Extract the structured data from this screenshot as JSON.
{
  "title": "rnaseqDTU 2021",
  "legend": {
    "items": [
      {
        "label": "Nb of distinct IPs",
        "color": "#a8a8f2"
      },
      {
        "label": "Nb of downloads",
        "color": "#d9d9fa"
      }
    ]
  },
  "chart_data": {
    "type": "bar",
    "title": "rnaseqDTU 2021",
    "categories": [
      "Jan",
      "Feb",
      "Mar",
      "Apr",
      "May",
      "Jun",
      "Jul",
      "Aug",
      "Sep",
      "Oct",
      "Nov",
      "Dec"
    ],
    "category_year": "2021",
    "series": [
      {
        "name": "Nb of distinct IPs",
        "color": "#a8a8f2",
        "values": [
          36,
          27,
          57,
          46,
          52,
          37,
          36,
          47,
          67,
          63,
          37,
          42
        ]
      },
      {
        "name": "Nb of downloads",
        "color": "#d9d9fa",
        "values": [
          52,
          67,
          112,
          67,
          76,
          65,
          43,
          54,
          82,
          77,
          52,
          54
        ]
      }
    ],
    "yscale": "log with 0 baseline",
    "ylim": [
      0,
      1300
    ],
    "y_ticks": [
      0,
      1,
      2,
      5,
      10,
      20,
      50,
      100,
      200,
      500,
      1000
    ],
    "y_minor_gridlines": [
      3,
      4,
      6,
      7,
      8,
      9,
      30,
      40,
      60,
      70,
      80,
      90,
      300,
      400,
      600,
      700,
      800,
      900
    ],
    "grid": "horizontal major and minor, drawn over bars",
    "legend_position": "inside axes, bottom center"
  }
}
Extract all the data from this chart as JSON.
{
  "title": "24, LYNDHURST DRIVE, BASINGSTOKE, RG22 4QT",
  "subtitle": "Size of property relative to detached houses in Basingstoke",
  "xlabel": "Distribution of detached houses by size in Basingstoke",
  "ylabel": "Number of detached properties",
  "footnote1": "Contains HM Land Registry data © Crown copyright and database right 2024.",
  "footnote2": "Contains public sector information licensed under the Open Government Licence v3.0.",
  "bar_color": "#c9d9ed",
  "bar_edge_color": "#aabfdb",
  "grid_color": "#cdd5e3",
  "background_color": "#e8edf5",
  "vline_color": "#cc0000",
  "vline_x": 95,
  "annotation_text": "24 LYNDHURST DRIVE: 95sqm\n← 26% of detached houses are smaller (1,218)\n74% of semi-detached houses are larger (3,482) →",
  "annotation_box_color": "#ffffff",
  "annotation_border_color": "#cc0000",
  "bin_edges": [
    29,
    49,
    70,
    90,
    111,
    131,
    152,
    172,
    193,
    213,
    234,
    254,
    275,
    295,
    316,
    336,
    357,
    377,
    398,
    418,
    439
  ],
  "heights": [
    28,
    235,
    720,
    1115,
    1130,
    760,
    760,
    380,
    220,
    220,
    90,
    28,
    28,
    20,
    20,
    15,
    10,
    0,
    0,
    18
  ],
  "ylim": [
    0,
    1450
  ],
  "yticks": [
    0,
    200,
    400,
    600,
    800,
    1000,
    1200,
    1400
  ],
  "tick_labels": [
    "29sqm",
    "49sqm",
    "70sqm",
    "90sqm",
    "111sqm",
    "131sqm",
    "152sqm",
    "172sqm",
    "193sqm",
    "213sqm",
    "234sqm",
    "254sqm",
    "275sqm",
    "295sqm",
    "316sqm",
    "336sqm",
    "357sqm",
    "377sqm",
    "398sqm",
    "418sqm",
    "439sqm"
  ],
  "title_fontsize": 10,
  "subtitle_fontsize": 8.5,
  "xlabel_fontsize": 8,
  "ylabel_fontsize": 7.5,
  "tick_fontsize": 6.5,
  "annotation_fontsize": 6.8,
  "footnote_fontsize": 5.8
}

###

TASK REQUIREMENTS: The lines to collect are those holding the string "from"; copy them all.

SOLUTION:
Extract the structured data from this screenshot as JSON.
Extract all the data from this chart as JSON.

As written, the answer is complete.